● Given exercise
Copy all lines below exactly as written. Leave pictures out.

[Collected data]
------------------------------
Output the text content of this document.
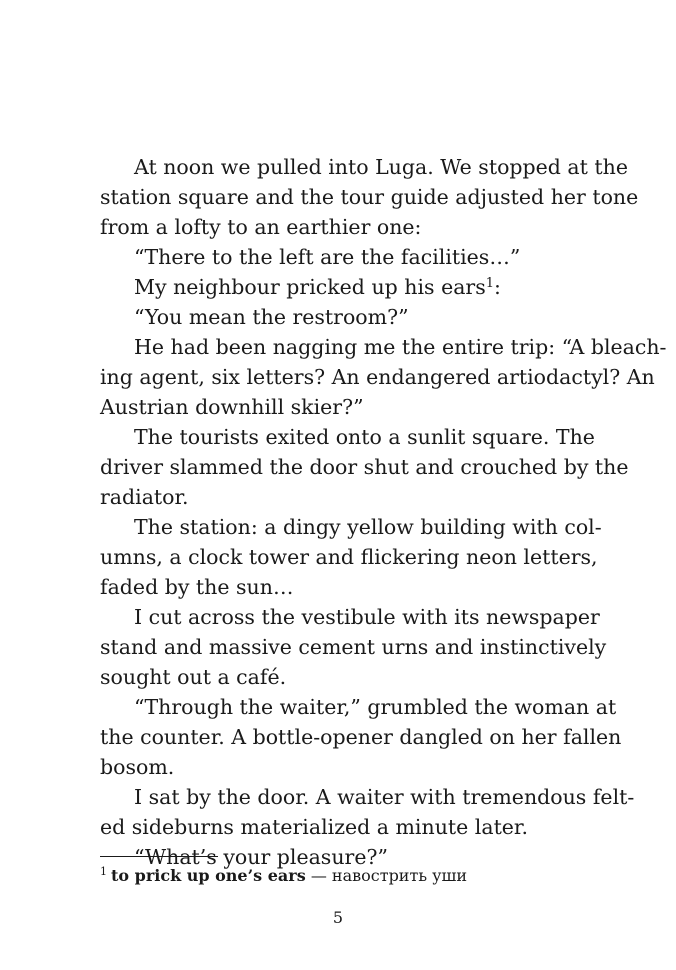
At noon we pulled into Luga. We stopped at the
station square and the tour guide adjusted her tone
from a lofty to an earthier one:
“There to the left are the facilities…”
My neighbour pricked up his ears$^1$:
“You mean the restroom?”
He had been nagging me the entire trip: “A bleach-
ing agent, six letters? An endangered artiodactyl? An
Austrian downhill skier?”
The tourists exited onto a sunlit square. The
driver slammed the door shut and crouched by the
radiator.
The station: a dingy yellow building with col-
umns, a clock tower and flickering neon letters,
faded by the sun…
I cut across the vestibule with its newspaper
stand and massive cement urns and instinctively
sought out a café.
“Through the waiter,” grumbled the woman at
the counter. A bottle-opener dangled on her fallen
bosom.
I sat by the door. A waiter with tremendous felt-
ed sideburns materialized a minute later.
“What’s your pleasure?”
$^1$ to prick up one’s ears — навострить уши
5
------------------------------
● Response below
Output the text content of this document.
At noon we pulled into Luga. We stopped at the
station square and the tour guide adjusted her tone
from a lofty to an earthier one:
“There to the left are the facilities…”
My neighbour pricked up his ears$^1$:
“You mean the restroom?”
He had been nagging me the entire trip: “A bleach-
ing agent, six letters? An endangered artiodactyl? An
Austrian downhill skier?”
The tourists exited onto a sunlit square. The
driver slammed the door shut and crouched by the
radiator.
The station: a dingy yellow building with col-
umns, a clock tower and flickering neon letters,
faded by the sun…
I cut across the vestibule with its newspaper
stand and massive cement urns and instinctively
sought out a café.
“Through the waiter,” grumbled the woman at
the counter. A bottle-opener dangled on her fallen
bosom.
I sat by the door. A waiter with tremendous felt-
ed sideburns materialized a minute later.
“What’s your pleasure?”
$^1$ to prick up one’s ears — навострить уши
5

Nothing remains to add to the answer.